■ **DIRECTIONS**
Rewrite all of the data below, renaming "Disk Defragmenter" to "Disk Optimizer" wherever it occurs and keeping every other character as it is. Omit the picture placeholders from the output.

Element and coordinate data
++++++++++++++++++++
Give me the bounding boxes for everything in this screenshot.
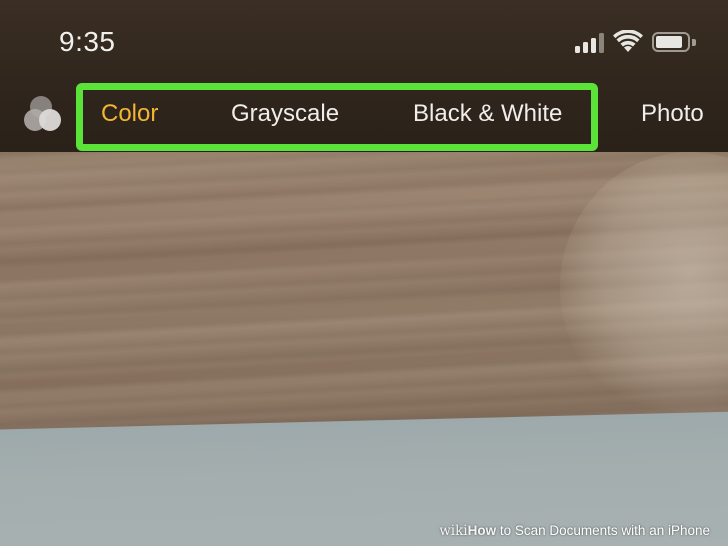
filter-option-black-white[interactable]: Black & White	[413, 100, 562, 128]
filters-toggle-icon[interactable]	[22, 96, 68, 136]
wikihow-caption: wikiHow to Scan Documents with an iPhone	[435, 520, 716, 542]
battery-icon	[652, 32, 698, 54]
scanner-screen: 9:35 Color Grayscale Black & White Photo…	[0, 0, 728, 546]
caption-title: to Scan Documents with an iPhone	[496, 523, 710, 538]
caption-brand-how: How	[467, 523, 497, 538]
filter-bar: Color Grayscale Black & White Photo	[0, 82, 728, 152]
caption-brand-wiki: wiki	[439, 523, 468, 539]
filter-option-grayscale[interactable]: Grayscale	[231, 100, 339, 128]
wifi-icon	[613, 30, 643, 52]
filter-option-color[interactable]: Color	[101, 100, 158, 128]
camera-viewfinder[interactable]	[0, 152, 728, 546]
status-time: 9:35	[59, 26, 116, 57]
cellular-signal-icon	[575, 33, 605, 53]
filter-option-photo[interactable]: Photo	[641, 100, 704, 128]
top-bar: 9:35 Color Grayscale Black & White Photo	[0, 0, 728, 152]
status-bar: 9:35	[0, 0, 728, 80]
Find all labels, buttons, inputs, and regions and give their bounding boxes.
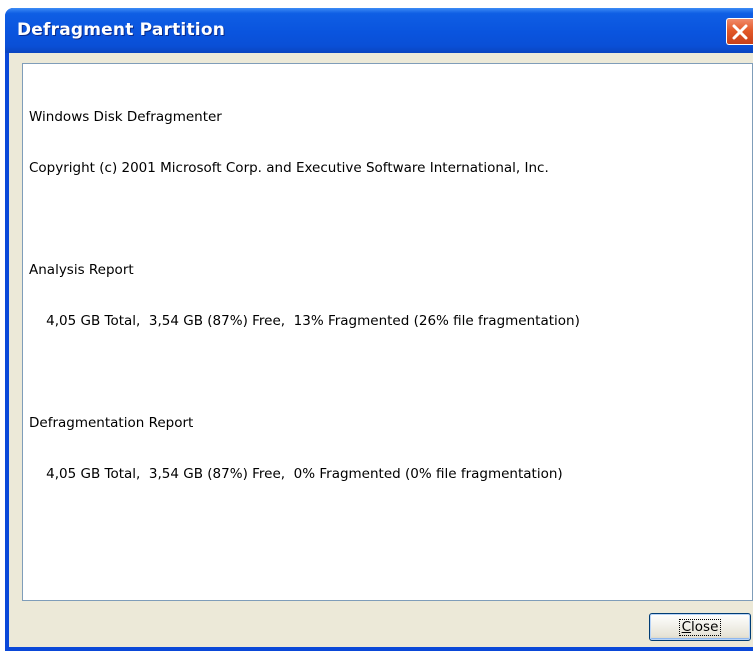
report-line-app-name: Windows Disk Defragmenter (29, 109, 222, 125)
close-button-label-rest: lose (691, 618, 719, 635)
close-button-mnemonic: C (681, 618, 692, 635)
close-button-label: Close (678, 618, 722, 636)
report-line-analysis-heading: Analysis Report (29, 262, 134, 278)
title-close-button[interactable] (726, 18, 753, 45)
defragment-partition-dialog: Defragment Partition Windows Disk Defrag… (5, 8, 753, 651)
report-line-defrag-stats: 4,05 GB Total, 3,54 GB (87%) Free, 0% Fr… (29, 466, 563, 482)
report-spacer (29, 364, 752, 381)
close-icon (732, 24, 748, 40)
report-line-analysis-stats: 4,05 GB Total, 3,54 GB (87%) Free, 13% F… (29, 313, 580, 329)
report-spacer (29, 211, 752, 228)
report-line-copyright: Copyright (c) 2001 Microsoft Corp. and E… (29, 160, 549, 176)
close-button[interactable]: Close (649, 613, 751, 641)
report-text-box[interactable]: Windows Disk Defragmenter Copyright (c) … (22, 63, 753, 601)
window-title: Defragment Partition (17, 20, 225, 40)
dialog-body: Windows Disk Defragmenter Copyright (c) … (9, 53, 753, 647)
title-bar[interactable]: Defragment Partition (5, 8, 753, 53)
report-line-defrag-heading: Defragmentation Report (29, 415, 194, 431)
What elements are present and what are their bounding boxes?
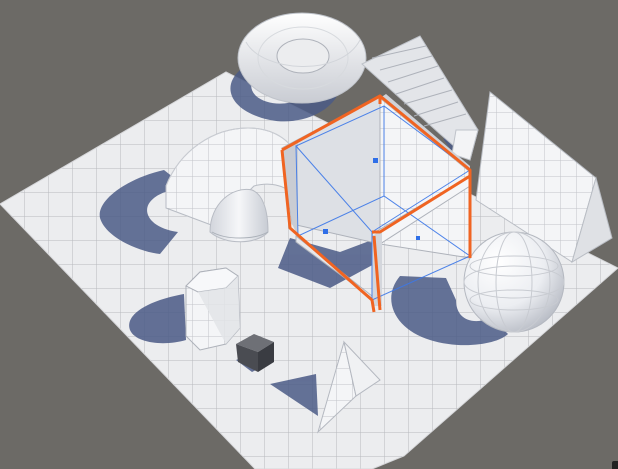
torus[interactable] bbox=[237, 12, 367, 104]
scene-canvas[interactable] bbox=[0, 0, 618, 469]
resize-handle-icon[interactable] bbox=[612, 461, 618, 469]
sphere[interactable] bbox=[463, 231, 565, 333]
scene-viewport[interactable] bbox=[0, 0, 618, 469]
square-dot-icon bbox=[416, 236, 420, 240]
hexagonal-prism[interactable] bbox=[185, 267, 241, 351]
square-dot-icon bbox=[323, 229, 328, 234]
square-dot-icon bbox=[373, 158, 378, 163]
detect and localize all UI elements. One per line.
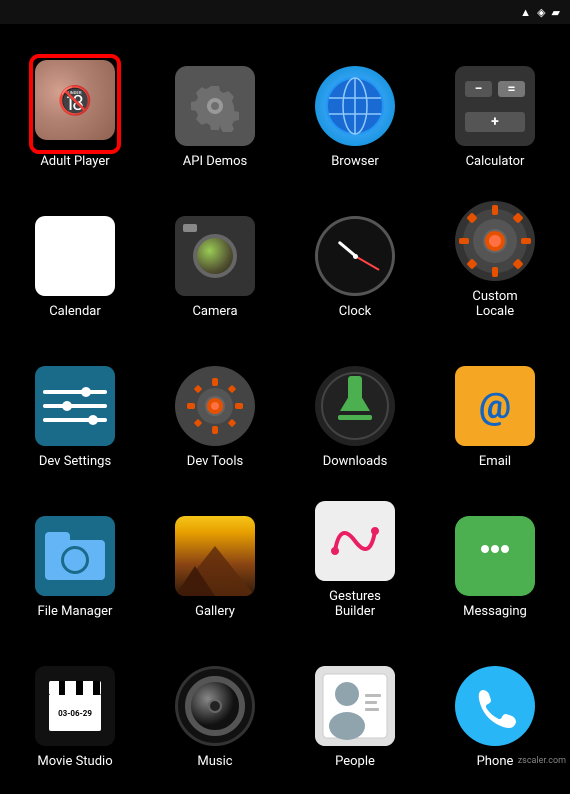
- api-demos-label: API Demos: [183, 154, 247, 170]
- app-gestures-builder[interactable]: Gestures Builder: [285, 484, 425, 634]
- app-music[interactable]: Music: [145, 634, 285, 784]
- app-people[interactable]: People: [285, 634, 425, 784]
- messaging-icon: [455, 516, 535, 596]
- custom-locale-label: Custom Locale: [472, 289, 517, 320]
- app-browser[interactable]: Browser: [285, 34, 425, 184]
- adult-player-label: Adult Player: [40, 154, 109, 170]
- app-api-demos[interactable]: API Demos: [145, 34, 285, 184]
- dev-settings-label: Dev Settings: [39, 454, 111, 470]
- dev-tools-label: Dev Tools: [187, 454, 243, 470]
- gestures-builder-label: Gestures Builder: [329, 589, 381, 620]
- music-label: Music: [197, 754, 232, 770]
- app-email[interactable]: @ Email: [425, 334, 565, 484]
- gestures-builder-icon: [315, 501, 395, 581]
- movie-studio-label: Movie Studio: [37, 754, 112, 770]
- camera-label: Camera: [192, 304, 237, 320]
- watermark: zscaler.com: [518, 756, 566, 766]
- app-dev-tools[interactable]: Dev Tools: [145, 334, 285, 484]
- app-gallery[interactable]: Gallery: [145, 484, 285, 634]
- phone-icon: [455, 666, 535, 746]
- app-movie-studio[interactable]: 03-06-29 Movie Studio: [5, 634, 145, 784]
- app-custom-locale[interactable]: Custom Locale: [425, 184, 565, 334]
- people-label: People: [335, 754, 375, 770]
- dev-tools-icon: [175, 366, 255, 446]
- people-icon: [315, 666, 395, 746]
- app-adult-player[interactable]: 🔞 Adult Player: [5, 34, 145, 184]
- app-grid: 🔞 Adult Player API Demos Browser: [0, 24, 570, 794]
- wifi-icon: ◈: [537, 6, 545, 19]
- calendar-label: Calendar: [49, 304, 101, 320]
- clock-icon: [315, 216, 395, 296]
- music-icon: [175, 666, 255, 746]
- signal-icon: ▲: [520, 6, 531, 19]
- app-downloads[interactable]: Downloads: [285, 334, 425, 484]
- calendar-icon: [35, 216, 115, 296]
- adult-player-icon: 🔞: [35, 60, 115, 140]
- browser-label: Browser: [331, 154, 379, 170]
- movie-studio-icon: 03-06-29: [35, 666, 115, 746]
- battery-icon: ▰: [552, 6, 560, 19]
- downloads-icon: [315, 366, 395, 446]
- browser-icon: [315, 66, 395, 146]
- camera-icon: [175, 216, 255, 296]
- file-manager-icon: [35, 516, 115, 596]
- app-calendar[interactable]: Calendar: [5, 184, 145, 334]
- app-camera[interactable]: Camera: [145, 184, 285, 334]
- dev-settings-icon: [35, 366, 115, 446]
- app-calculator[interactable]: − = + Calculator: [425, 34, 565, 184]
- gallery-label: Gallery: [195, 604, 235, 620]
- clock-label: Clock: [339, 304, 371, 320]
- status-bar: ▲ ◈ ▰: [0, 0, 570, 24]
- app-file-manager[interactable]: File Manager: [5, 484, 145, 634]
- app-dev-settings[interactable]: Dev Settings: [5, 334, 145, 484]
- file-manager-label: File Manager: [38, 604, 113, 620]
- gallery-icon: [175, 516, 255, 596]
- email-icon: @: [455, 366, 535, 446]
- custom-locale-icon: [455, 201, 535, 281]
- app-clock[interactable]: Clock: [285, 184, 425, 334]
- messaging-label: Messaging: [463, 604, 527, 620]
- downloads-label: Downloads: [323, 454, 388, 470]
- app-messaging[interactable]: Messaging: [425, 484, 565, 634]
- api-demos-icon: [175, 66, 255, 146]
- email-label: Email: [479, 454, 511, 470]
- calculator-label: Calculator: [466, 154, 525, 170]
- phone-label: Phone: [477, 754, 514, 770]
- calculator-icon: − = +: [455, 66, 535, 146]
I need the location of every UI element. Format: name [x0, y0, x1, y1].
++++++++++++++++++++
■ **THE RESPONSE**
Give me the bounding boxes for everything in this screenshot.
filter-option-black-white[interactable]: Black & White	[413, 100, 562, 128]
filters-toggle-icon[interactable]	[22, 96, 68, 136]
wikihow-caption: wikiHow to Scan Documents with an iPhone	[435, 520, 716, 542]
battery-icon	[652, 32, 698, 54]
scanner-screen: 9:35 Color Grayscale Black & White Photo…	[0, 0, 728, 546]
caption-title: to Scan Documents with an iPhone	[496, 523, 710, 538]
caption-brand-how: How	[467, 523, 497, 538]
filter-bar: Color Grayscale Black & White Photo	[0, 82, 728, 152]
caption-brand-wiki: wiki	[439, 523, 468, 539]
filter-option-grayscale[interactable]: Grayscale	[231, 100, 339, 128]
wifi-icon	[613, 30, 643, 52]
filter-option-color[interactable]: Color	[101, 100, 158, 128]
camera-viewfinder[interactable]	[0, 152, 728, 546]
status-time: 9:35	[59, 26, 116, 57]
cellular-signal-icon	[575, 33, 605, 53]
filter-option-photo[interactable]: Photo	[641, 100, 704, 128]
top-bar: 9:35 Color Grayscale Black & White Photo	[0, 0, 728, 152]
status-bar: 9:35	[0, 0, 728, 80]
Find all labels, buttons, inputs, and regions and give their bounding boxes.
report-line-app-name: Windows Disk Optimizer (29, 109, 222, 125)
close-button-label-rest: lose (691, 618, 719, 635)
close-button-mnemonic: C (681, 618, 692, 635)
close-button-label: Close (678, 618, 722, 636)
report-line-analysis-heading: Analysis Report (29, 262, 134, 278)
title-close-button[interactable] (726, 18, 753, 45)
defragment-partition-dialog: Defragment Partition Windows Disk Defrag… (5, 8, 753, 651)
report-line-defrag-stats: 4,05 GB Total, 3,54 GB (87%) Free, 0% Fr… (29, 466, 563, 482)
report-spacer (29, 364, 752, 381)
close-icon (732, 24, 748, 40)
report-line-analysis-stats: 4,05 GB Total, 3,54 GB (87%) Free, 13% F… (29, 313, 580, 329)
report-spacer (29, 211, 752, 228)
report-line-copyright: Copyright (c) 2001 Microsoft Corp. and E… (29, 160, 549, 176)
close-button[interactable]: Close (649, 613, 751, 641)
report-text-box[interactable]: Windows Disk Optimizer Copyright (c) … (22, 63, 753, 601)
window-title: Defragment Partition (17, 20, 225, 40)
dialog-body: Windows Disk Optimizer Copyright (c) … (9, 53, 753, 647)
title-bar[interactable]: Defragment Partition (5, 8, 753, 53)
report-line-defrag-heading: Defragmentation Report (29, 415, 194, 431)
What elements are present and what are their bounding boxes?
torus[interactable] bbox=[237, 12, 367, 104]
scene-canvas[interactable] bbox=[0, 0, 618, 469]
resize-handle-icon[interactable] bbox=[612, 461, 618, 469]
sphere[interactable] bbox=[463, 231, 565, 333]
scene-viewport[interactable] bbox=[0, 0, 618, 469]
square-dot-icon bbox=[416, 236, 420, 240]
hexagonal-prism[interactable] bbox=[185, 267, 241, 351]
square-dot-icon bbox=[323, 229, 328, 234]
square-dot-icon bbox=[373, 158, 378, 163]
detect and localize all UI elements. One per line.
- api-demos-label: API Demos: [183, 154, 247, 170]
- app-gestures-builder[interactable]: Gestures Builder: [285, 484, 425, 634]
- app-music[interactable]: Music: [145, 634, 285, 784]
- app-people[interactable]: People: [285, 634, 425, 784]
- messaging-icon: [455, 516, 535, 596]
- custom-locale-label: Custom Locale: [472, 289, 517, 320]
- app-browser[interactable]: Browser: [285, 34, 425, 184]
- adult-player-label: Adult Player: [40, 154, 109, 170]
- app-api-demos[interactable]: API Demos: [145, 34, 285, 184]
- dev-settings-label: Dev Settings: [39, 454, 111, 470]
- dev-tools-label: Dev Tools: [187, 454, 243, 470]
- gestures-builder-label: Gestures Builder: [329, 589, 381, 620]
- music-label: Music: [197, 754, 232, 770]
- app-email[interactable]: @ Email: [425, 334, 565, 484]
- gestures-builder-icon: [315, 501, 395, 581]
- movie-studio-label: Movie Studio: [37, 754, 112, 770]
- camera-label: Camera: [192, 304, 237, 320]
- watermark: zscaler.com: [518, 756, 566, 766]
- app-dev-tools[interactable]: Dev Tools: [145, 334, 285, 484]
- app-gallery[interactable]: Gallery: [145, 484, 285, 634]
- phone-icon: [455, 666, 535, 746]
- app-movie-studio[interactable]: 03-06-29 Movie Studio: [5, 634, 145, 784]
- app-custom-locale[interactable]: Custom Locale: [425, 184, 565, 334]
- people-label: People: [335, 754, 375, 770]
- dev-tools-icon: [175, 366, 255, 446]
- people-icon: [315, 666, 395, 746]
- app-adult-player[interactable]: 🔞 Adult Player: [5, 34, 145, 184]
- app-grid: 🔞 Adult Player API Demos Browser: [0, 24, 570, 794]
- wifi-icon: ◈: [537, 6, 545, 19]
- calendar-label: Calendar: [49, 304, 101, 320]
- clock-icon: [315, 216, 395, 296]
- music-icon: [175, 666, 255, 746]
- signal-icon: ▲: [520, 6, 531, 19]
- app-downloads[interactable]: Downloads: [285, 334, 425, 484]
- calendar-icon: [35, 216, 115, 296]
- adult-player-icon: 🔞: [35, 60, 115, 140]
- browser-label: Browser: [331, 154, 379, 170]
- movie-studio-icon: 03-06-29: [35, 666, 115, 746]
- battery-icon: ▰: [552, 6, 560, 19]
- downloads-icon: [315, 366, 395, 446]
- browser-icon: [315, 66, 395, 146]
- camera-icon: [175, 216, 255, 296]
- file-manager-icon: [35, 516, 115, 596]
- app-calendar[interactable]: Calendar: [5, 184, 145, 334]
- app-camera[interactable]: Camera: [145, 184, 285, 334]
- dev-settings-icon: [35, 366, 115, 446]
- app-calculator[interactable]: − = + Calculator: [425, 34, 565, 184]
- gallery-label: Gallery: [195, 604, 235, 620]
- clock-label: Clock: [339, 304, 371, 320]
- status-bar: ▲ ◈ ▰: [0, 0, 570, 24]
- app-file-manager[interactable]: File Manager: [5, 484, 145, 634]
- app-dev-settings[interactable]: Dev Settings: [5, 334, 145, 484]
- file-manager-label: File Manager: [38, 604, 113, 620]
- gallery-icon: [175, 516, 255, 596]
- email-icon: @: [455, 366, 535, 446]
- custom-locale-icon: [455, 201, 535, 281]
- app-clock[interactable]: Clock: [285, 184, 425, 334]
- messaging-label: Messaging: [463, 604, 527, 620]
- downloads-label: Downloads: [323, 454, 388, 470]
- app-messaging[interactable]: Messaging: [425, 484, 565, 634]
- api-demos-icon: [175, 66, 255, 146]
- email-label: Email: [479, 454, 511, 470]
- calculator-label: Calculator: [466, 154, 525, 170]
- phone-label: Phone: [477, 754, 514, 770]
- calculator-icon: − = +: [455, 66, 535, 146]
I need the location of every UI element. Format: name [x0, y0, x1, y1].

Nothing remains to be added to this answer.